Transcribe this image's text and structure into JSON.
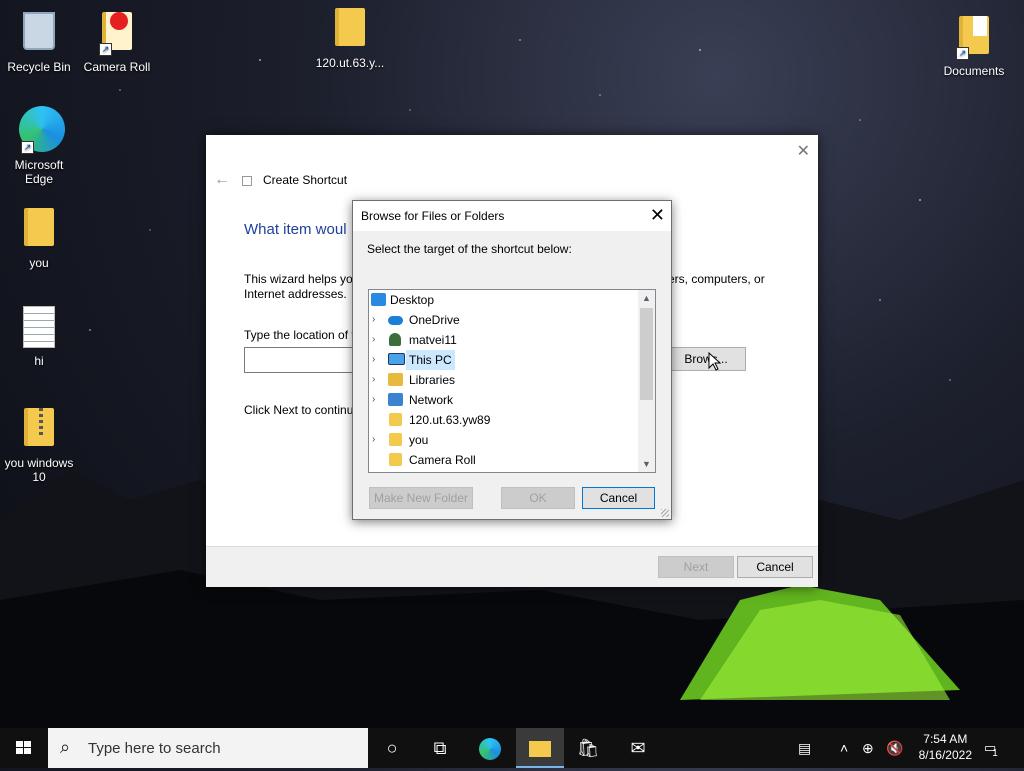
{
  "desktop": {
    "icons": [
      {
        "label": "Recycle Bin"
      },
      {
        "label": "Camera Roll"
      },
      {
        "label": "120.ut.63.y..."
      },
      {
        "label": "Documents"
      },
      {
        "label": "Microsoft Edge"
      },
      {
        "label": "you"
      },
      {
        "label": "hi"
      },
      {
        "label": "you windows 10"
      }
    ]
  },
  "wizard": {
    "title": "Create Shortcut",
    "heading": "What item woul",
    "description": "This wizard helps you",
    "description_line2": "Internet addresses.",
    "description_right": "ers, computers, or",
    "location_label": "Type the location of t",
    "location_value": "",
    "browse_label": "Brows...",
    "next_hint": "Click Next to continu",
    "next_label": "Next",
    "cancel_label": "Cancel"
  },
  "browse_dialog": {
    "title": "Browse for Files or Folders",
    "prompt": "Select the target of the shortcut below:",
    "tree": [
      {
        "label": "Desktop",
        "level": 0,
        "expandable": false,
        "icon": "desktop-icon",
        "selected": false
      },
      {
        "label": "OneDrive",
        "level": 1,
        "expandable": true,
        "icon": "cloud-icon",
        "selected": false
      },
      {
        "label": "matvei11",
        "level": 1,
        "expandable": true,
        "icon": "user-icon",
        "selected": false
      },
      {
        "label": "This PC",
        "level": 1,
        "expandable": true,
        "icon": "computer-icon",
        "selected": true
      },
      {
        "label": "Libraries",
        "level": 1,
        "expandable": true,
        "icon": "library-icon",
        "selected": false
      },
      {
        "label": "Network",
        "level": 1,
        "expandable": true,
        "icon": "network-icon",
        "selected": false
      },
      {
        "label": "120.ut.63.yw89",
        "level": 1,
        "expandable": false,
        "icon": "folder-icon",
        "selected": false
      },
      {
        "label": "you",
        "level": 1,
        "expandable": true,
        "icon": "folder-icon",
        "selected": false
      },
      {
        "label": "Camera Roll",
        "level": 1,
        "expandable": false,
        "icon": "folder-shortcut-icon",
        "selected": false
      }
    ],
    "make_new_folder_label": "Make New Folder",
    "ok_label": "OK",
    "cancel_label": "Cancel"
  },
  "taskbar": {
    "search_placeholder": "Type here to search",
    "time": "7:54 AM",
    "date": "8/16/2022",
    "notification_count": "1"
  },
  "colors": {
    "accent": "#0078d7",
    "selection": "#cce8ff",
    "wizard_heading": "#1f3f9f",
    "taskbar": "#101010"
  }
}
________
- _INSTRUCTIONS FOR THE TASK_
Retype every record above exactly as written, but leave out the pictures.

- _RESULT FOR THIS TASK_
Transcribe this image's text and structure into JSON.
{
  "desktop": {
    "icons": [
      {
        "label": "Recycle Bin"
      },
      {
        "label": "Camera Roll"
      },
      {
        "label": "120.ut.63.y..."
      },
      {
        "label": "Documents"
      },
      {
        "label": "Microsoft Edge"
      },
      {
        "label": "you"
      },
      {
        "label": "hi"
      },
      {
        "label": "you windows 10"
      }
    ]
  },
  "wizard": {
    "title": "Create Shortcut",
    "heading": "What item woul",
    "description": "This wizard helps you",
    "description_line2": "Internet addresses.",
    "description_right": "ers, computers, or",
    "location_label": "Type the location of t",
    "location_value": "",
    "browse_label": "Brows...",
    "next_hint": "Click Next to continu",
    "next_label": "Next",
    "cancel_label": "Cancel"
  },
  "browse_dialog": {
    "title": "Browse for Files or Folders",
    "prompt": "Select the target of the shortcut below:",
    "tree": [
      {
        "label": "Desktop",
        "level": 0,
        "expandable": false,
        "icon": "desktop-icon",
        "selected": false
      },
      {
        "label": "OneDrive",
        "level": 1,
        "expandable": true,
        "icon": "cloud-icon",
        "selected": false
      },
      {
        "label": "matvei11",
        "level": 1,
        "expandable": true,
        "icon": "user-icon",
        "selected": false
      },
      {
        "label": "This PC",
        "level": 1,
        "expandable": true,
        "icon": "computer-icon",
        "selected": true
      },
      {
        "label": "Libraries",
        "level": 1,
        "expandable": true,
        "icon": "library-icon",
        "selected": false
      },
      {
        "label": "Network",
        "level": 1,
        "expandable": true,
        "icon": "network-icon",
        "selected": false
      },
      {
        "label": "120.ut.63.yw89",
        "level": 1,
        "expandable": false,
        "icon": "folder-icon",
        "selected": false
      },
      {
        "label": "you",
        "level": 1,
        "expandable": true,
        "icon": "folder-icon",
        "selected": false
      },
      {
        "label": "Camera Roll",
        "level": 1,
        "expandable": false,
        "icon": "folder-shortcut-icon",
        "selected": false
      }
    ],
    "make_new_folder_label": "Make New Folder",
    "ok_label": "OK",
    "cancel_label": "Cancel"
  },
  "taskbar": {
    "search_placeholder": "Type here to search",
    "time": "7:54 AM",
    "date": "8/16/2022",
    "notification_count": "1"
  },
  "colors": {
    "accent": "#0078d7",
    "selection": "#cce8ff",
    "wizard_heading": "#1f3f9f",
    "taskbar": "#101010"
  }
}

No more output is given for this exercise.